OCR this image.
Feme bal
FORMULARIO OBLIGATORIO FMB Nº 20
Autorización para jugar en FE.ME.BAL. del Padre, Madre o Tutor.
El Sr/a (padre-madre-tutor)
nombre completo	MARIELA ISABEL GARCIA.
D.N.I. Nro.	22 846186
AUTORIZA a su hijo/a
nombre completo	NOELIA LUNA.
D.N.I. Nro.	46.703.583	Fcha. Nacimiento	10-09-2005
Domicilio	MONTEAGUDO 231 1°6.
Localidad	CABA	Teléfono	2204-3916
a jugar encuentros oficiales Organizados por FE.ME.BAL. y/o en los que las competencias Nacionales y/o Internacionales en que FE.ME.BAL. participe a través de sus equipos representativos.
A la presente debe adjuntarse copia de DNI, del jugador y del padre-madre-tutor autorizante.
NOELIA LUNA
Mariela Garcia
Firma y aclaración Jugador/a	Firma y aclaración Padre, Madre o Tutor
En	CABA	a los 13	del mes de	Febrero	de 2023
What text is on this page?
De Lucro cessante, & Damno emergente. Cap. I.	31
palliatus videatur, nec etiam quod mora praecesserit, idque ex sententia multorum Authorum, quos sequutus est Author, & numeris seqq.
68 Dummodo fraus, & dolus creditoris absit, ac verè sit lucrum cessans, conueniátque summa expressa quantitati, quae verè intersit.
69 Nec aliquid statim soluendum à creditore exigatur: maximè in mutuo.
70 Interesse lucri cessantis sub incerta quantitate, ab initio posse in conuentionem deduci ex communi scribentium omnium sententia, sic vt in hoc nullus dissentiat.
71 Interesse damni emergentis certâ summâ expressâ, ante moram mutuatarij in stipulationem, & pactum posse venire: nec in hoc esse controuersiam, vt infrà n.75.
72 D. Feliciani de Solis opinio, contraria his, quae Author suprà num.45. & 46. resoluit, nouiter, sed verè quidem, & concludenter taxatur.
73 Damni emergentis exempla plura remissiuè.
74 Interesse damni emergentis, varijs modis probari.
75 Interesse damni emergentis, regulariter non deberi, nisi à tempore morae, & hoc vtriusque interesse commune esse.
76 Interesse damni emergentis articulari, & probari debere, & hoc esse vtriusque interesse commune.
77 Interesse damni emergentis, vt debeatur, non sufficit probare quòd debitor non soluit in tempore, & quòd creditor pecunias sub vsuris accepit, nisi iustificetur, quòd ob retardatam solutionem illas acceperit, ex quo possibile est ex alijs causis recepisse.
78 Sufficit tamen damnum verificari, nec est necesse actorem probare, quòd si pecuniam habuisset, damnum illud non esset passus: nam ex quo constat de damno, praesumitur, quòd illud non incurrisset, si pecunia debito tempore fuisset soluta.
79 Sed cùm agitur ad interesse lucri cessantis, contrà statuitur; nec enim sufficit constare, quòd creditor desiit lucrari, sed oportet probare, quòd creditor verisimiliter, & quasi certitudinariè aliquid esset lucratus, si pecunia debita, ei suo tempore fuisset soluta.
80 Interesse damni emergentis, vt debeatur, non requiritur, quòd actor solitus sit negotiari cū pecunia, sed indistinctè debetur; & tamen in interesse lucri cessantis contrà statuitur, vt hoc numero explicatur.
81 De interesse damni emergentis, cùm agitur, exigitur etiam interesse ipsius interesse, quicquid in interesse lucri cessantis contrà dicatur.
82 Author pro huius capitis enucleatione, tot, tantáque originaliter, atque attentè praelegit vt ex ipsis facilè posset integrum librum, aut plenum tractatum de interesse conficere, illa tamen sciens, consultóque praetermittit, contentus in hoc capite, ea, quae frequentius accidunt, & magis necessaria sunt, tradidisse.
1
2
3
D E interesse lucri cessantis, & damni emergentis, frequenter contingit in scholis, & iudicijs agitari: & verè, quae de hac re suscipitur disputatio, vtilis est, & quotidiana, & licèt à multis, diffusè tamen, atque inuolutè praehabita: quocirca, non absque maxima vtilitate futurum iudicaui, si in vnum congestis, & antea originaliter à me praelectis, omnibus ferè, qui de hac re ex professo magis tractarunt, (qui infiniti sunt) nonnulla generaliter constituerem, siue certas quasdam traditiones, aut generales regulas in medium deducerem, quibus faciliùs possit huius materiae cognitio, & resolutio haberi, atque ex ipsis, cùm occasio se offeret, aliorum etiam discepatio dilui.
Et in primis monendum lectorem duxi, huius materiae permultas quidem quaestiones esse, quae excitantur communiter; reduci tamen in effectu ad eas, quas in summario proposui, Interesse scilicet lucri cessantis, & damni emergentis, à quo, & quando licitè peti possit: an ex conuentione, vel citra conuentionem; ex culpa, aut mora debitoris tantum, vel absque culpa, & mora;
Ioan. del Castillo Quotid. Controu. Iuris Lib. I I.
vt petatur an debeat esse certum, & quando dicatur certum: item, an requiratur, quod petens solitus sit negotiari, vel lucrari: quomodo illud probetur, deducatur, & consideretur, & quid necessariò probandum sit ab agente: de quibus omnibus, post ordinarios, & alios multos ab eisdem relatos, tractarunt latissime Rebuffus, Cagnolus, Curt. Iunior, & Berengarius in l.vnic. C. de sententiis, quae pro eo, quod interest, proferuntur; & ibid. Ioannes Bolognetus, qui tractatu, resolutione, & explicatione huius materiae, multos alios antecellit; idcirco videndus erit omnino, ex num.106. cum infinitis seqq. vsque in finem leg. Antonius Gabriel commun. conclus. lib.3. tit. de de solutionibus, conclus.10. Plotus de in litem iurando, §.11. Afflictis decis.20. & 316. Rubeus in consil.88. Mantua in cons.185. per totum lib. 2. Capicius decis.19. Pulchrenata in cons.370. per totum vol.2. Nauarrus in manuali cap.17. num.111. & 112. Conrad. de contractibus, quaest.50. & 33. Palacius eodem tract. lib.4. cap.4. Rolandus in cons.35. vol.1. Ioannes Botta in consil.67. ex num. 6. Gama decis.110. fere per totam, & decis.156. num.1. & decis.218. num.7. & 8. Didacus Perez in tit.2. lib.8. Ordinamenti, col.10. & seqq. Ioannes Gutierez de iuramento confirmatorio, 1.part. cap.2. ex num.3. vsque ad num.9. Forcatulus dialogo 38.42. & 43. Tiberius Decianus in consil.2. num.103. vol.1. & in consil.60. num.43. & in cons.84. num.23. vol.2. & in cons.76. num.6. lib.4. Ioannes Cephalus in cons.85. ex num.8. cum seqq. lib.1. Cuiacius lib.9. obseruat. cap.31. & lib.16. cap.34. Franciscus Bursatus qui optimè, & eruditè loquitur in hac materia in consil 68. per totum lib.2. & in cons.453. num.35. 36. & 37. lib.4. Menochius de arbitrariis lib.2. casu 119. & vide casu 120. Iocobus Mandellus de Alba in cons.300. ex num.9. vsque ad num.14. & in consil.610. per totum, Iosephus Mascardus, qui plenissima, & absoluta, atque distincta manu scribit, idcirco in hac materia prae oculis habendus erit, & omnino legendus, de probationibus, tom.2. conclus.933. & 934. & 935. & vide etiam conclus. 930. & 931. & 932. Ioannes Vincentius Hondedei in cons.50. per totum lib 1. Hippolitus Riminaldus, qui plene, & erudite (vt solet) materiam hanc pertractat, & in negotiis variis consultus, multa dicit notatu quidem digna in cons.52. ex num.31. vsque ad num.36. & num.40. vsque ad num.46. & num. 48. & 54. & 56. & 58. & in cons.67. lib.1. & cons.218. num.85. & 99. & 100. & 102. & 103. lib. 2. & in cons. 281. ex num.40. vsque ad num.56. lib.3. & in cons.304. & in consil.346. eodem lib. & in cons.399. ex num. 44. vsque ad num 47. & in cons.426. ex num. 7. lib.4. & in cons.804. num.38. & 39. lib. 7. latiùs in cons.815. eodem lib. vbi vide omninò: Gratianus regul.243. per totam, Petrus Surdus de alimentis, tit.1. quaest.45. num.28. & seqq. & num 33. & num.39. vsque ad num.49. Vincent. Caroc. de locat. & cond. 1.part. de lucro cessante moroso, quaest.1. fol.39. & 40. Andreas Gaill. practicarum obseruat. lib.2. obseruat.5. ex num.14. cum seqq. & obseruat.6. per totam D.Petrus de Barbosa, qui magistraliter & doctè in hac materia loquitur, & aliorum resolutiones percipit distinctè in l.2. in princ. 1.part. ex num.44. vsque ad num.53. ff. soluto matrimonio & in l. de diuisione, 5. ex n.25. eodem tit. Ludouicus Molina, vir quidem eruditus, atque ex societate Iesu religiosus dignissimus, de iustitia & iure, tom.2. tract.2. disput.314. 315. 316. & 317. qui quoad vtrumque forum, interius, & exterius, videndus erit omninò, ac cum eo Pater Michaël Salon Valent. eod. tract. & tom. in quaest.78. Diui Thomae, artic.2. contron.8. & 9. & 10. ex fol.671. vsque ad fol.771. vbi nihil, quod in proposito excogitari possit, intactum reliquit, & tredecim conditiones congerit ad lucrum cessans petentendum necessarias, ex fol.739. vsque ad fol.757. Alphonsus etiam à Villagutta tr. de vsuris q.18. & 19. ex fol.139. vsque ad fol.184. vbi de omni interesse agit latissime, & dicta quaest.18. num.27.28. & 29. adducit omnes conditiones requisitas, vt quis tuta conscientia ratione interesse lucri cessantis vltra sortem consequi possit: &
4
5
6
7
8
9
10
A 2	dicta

----

### WRITTEN EXERCISE
Scan the material line by line and report each one that contains "statuitur".

### TASK OUTPUT
79 Sed cùm agitur ad interesse lucri cessantis, contrà statuitur; nec enim sufficit constare, quòd creditor desiit lucrari, sed oportet probare, quòd creditor verisimiliter, & quasi certitudinariè aliquid esset lucratus, si pecunia debita, ei suo tempore fuisset soluta.
80 Interesse damni emergentis, vt debeatur, non requiritur, quòd actor solitus sit negotiari cū pecunia, sed indistinctè debetur; & tamen in interesse lucri cessantis contrà statuitur, vt hoc numero explicatur.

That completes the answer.